Pick out each line below containing "Microsoft".

═══ EXERCISE MATERIALS ═══

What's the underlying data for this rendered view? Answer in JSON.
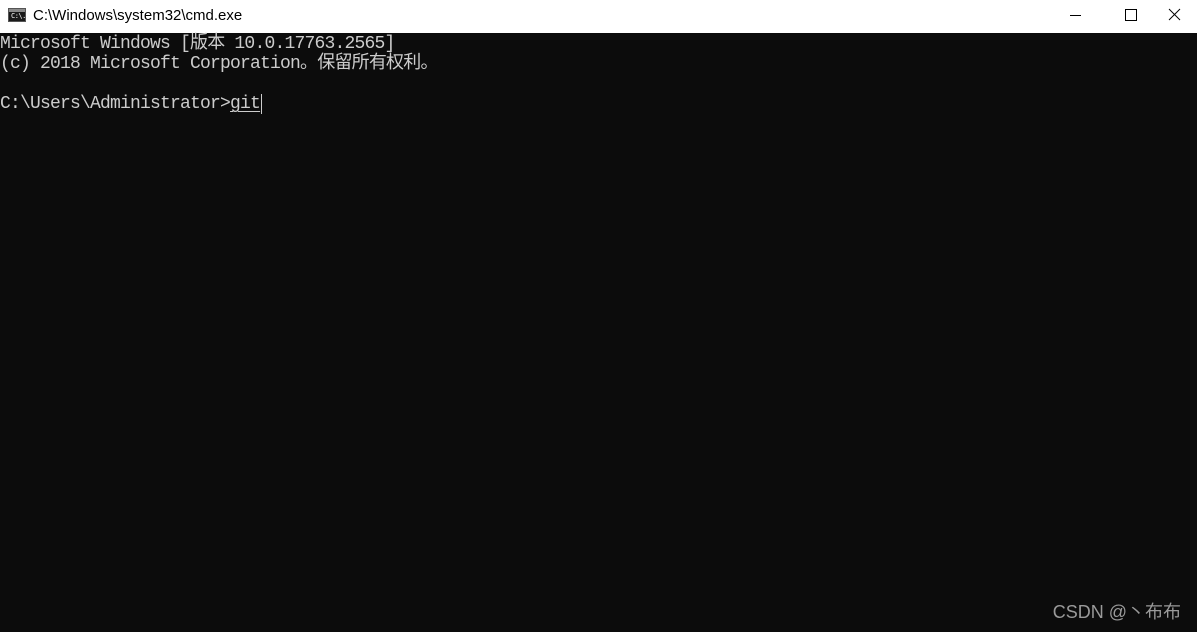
{
  "window": {
    "title": "C:\\Windows\\system32\\cmd.exe",
    "icon": "cmd-icon",
    "icon_text": "C:\\."
  },
  "controls": {
    "minimize_icon": "minimize-icon",
    "maximize_icon": "maximize-icon",
    "close_icon": "close-icon"
  },
  "console": {
    "lines": [
      "Microsoft Windows [版本 10.0.17763.2565]",
      "(c) 2018 Microsoft Corporation。保留所有权利。",
      ""
    ],
    "prompt": "C:\\Users\\Administrator>",
    "input": "git"
  },
  "watermark": "CSDN @丶布布",
  "colors": {
    "console_bg": "#0c0c0c",
    "console_fg": "#cccccc",
    "titlebar_bg": "#ffffff"
  }
}
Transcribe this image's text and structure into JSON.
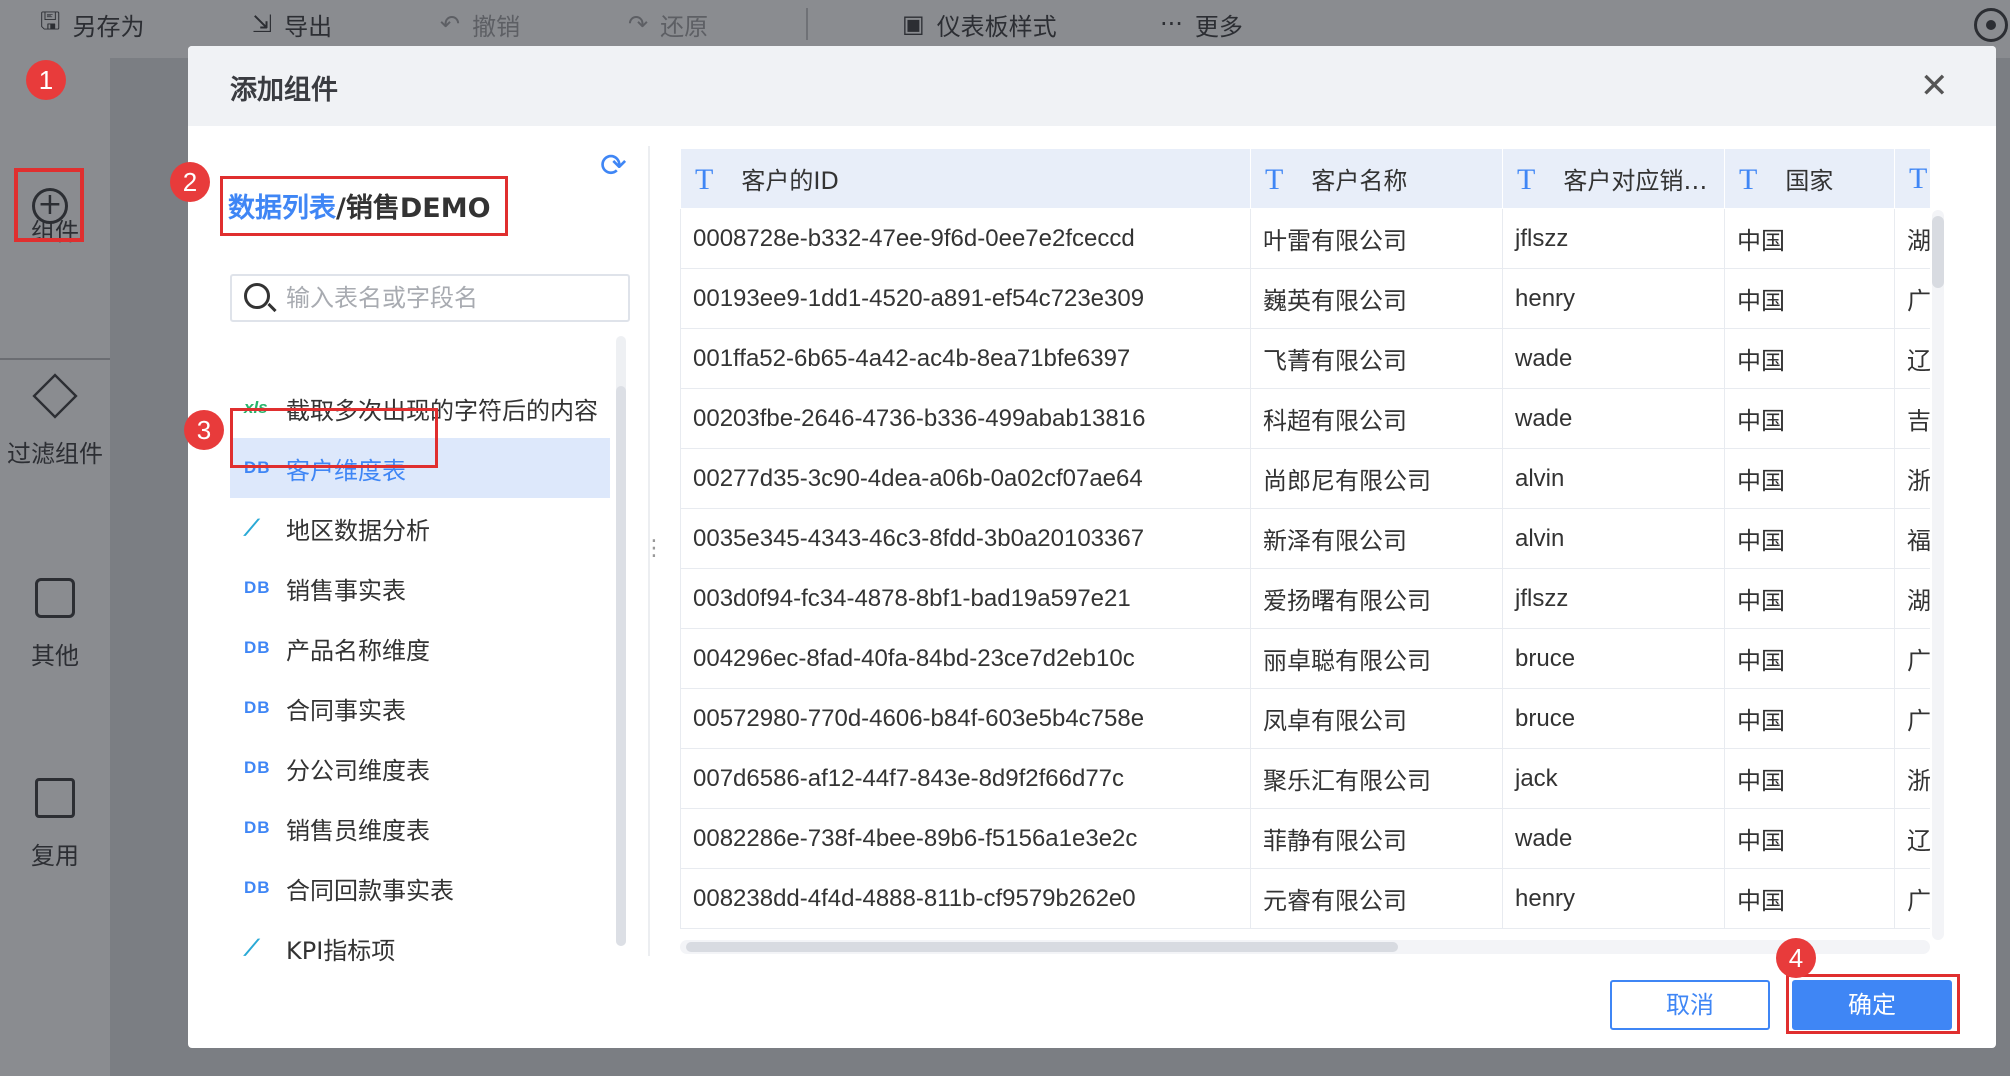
{
  "toolbar": {
    "save_as": "另存为",
    "export": "导出",
    "undo": "撤销",
    "redo": "还原",
    "dashboard_style": "仪表板样式",
    "more": "更多"
  },
  "sidebar": {
    "items": [
      {
        "label": "组件",
        "icon": "plus-circle-icon"
      },
      {
        "label": "过滤组件",
        "icon": "cube-icon"
      },
      {
        "label": "其他",
        "icon": "text-doc-icon"
      },
      {
        "label": "复用",
        "icon": "copy-stack-icon"
      }
    ]
  },
  "markers": [
    "1",
    "2",
    "3",
    "4"
  ],
  "dialog": {
    "title": "添加组件",
    "breadcrumb": {
      "root": "数据列表",
      "separator": "/",
      "current": "销售DEMO"
    },
    "search_placeholder": "输入表名或字段名",
    "tables": [
      {
        "icon": "xls",
        "badge": "xls",
        "label": "截取多次出现的字符后的内容"
      },
      {
        "icon": "db",
        "badge": "DB",
        "label": "客户维度表",
        "selected": true
      },
      {
        "icon": "analysis",
        "badge": "⟋",
        "label": "地区数据分析"
      },
      {
        "icon": "db",
        "badge": "DB",
        "label": "销售事实表"
      },
      {
        "icon": "db",
        "badge": "DB",
        "label": "产品名称维度"
      },
      {
        "icon": "db",
        "badge": "DB",
        "label": "合同事实表"
      },
      {
        "icon": "db",
        "badge": "DB",
        "label": "分公司维度表"
      },
      {
        "icon": "db",
        "badge": "DB",
        "label": "销售员维度表"
      },
      {
        "icon": "db",
        "badge": "DB",
        "label": "合同回款事实表"
      },
      {
        "icon": "analysis",
        "badge": "⟋",
        "label": "KPI指标项"
      }
    ],
    "preview": {
      "field_type_glyph": "T",
      "columns": [
        "客户的ID",
        "客户名称",
        "客户对应销…",
        "国家",
        ""
      ],
      "rows": [
        [
          "0008728e-b332-47ee-9f6d-0ee7e2fceccd",
          "叶雷有限公司",
          "jflszz",
          "中国",
          "湖"
        ],
        [
          "00193ee9-1dd1-4520-a891-ef54c723e309",
          "巍英有限公司",
          "henry",
          "中国",
          "广"
        ],
        [
          "001ffa52-6b65-4a42-ac4b-8ea71bfe6397",
          "飞菁有限公司",
          "wade",
          "中国",
          "辽"
        ],
        [
          "00203fbe-2646-4736-b336-499abab13816",
          "科超有限公司",
          "wade",
          "中国",
          "吉"
        ],
        [
          "00277d35-3c90-4dea-a06b-0a02cf07ae64",
          "尚郎尼有限公司",
          "alvin",
          "中国",
          "浙"
        ],
        [
          "0035e345-4343-46c3-8fdd-3b0a20103367",
          "新泽有限公司",
          "alvin",
          "中国",
          "福"
        ],
        [
          "003d0f94-fc34-4878-8bf1-bad19a597e21",
          "爱扬曙有限公司",
          "jflszz",
          "中国",
          "湖"
        ],
        [
          "004296ec-8fad-40fa-84bd-23ce7d2eb10c",
          "丽卓聪有限公司",
          "bruce",
          "中国",
          "广"
        ],
        [
          "00572980-770d-4606-b84f-603e5b4c758e",
          "凤卓有限公司",
          "bruce",
          "中国",
          "广"
        ],
        [
          "007d6586-af12-44f7-843e-8d9f2f66d77c",
          "聚乐汇有限公司",
          "jack",
          "中国",
          "浙"
        ],
        [
          "0082286e-738f-4bee-89b6-f5156a1e3e2c",
          "菲静有限公司",
          "wade",
          "中国",
          "辽"
        ],
        [
          "008238dd-4f4d-4888-811b-cf9579b262e0",
          "元睿有限公司",
          "henry",
          "中国",
          "广"
        ]
      ]
    },
    "cancel_label": "取消",
    "ok_label": "确定"
  },
  "colors": {
    "accent": "#3f86f5",
    "marker": "#e83b3b",
    "selected_bg": "#dde8fb"
  }
}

═══

**EXPECTED ANSWER**
      "Microsoft Windows [版本 10.0.17763.2565]",
      "(c) 2018 Microsoft Corporation。保留所有权利。",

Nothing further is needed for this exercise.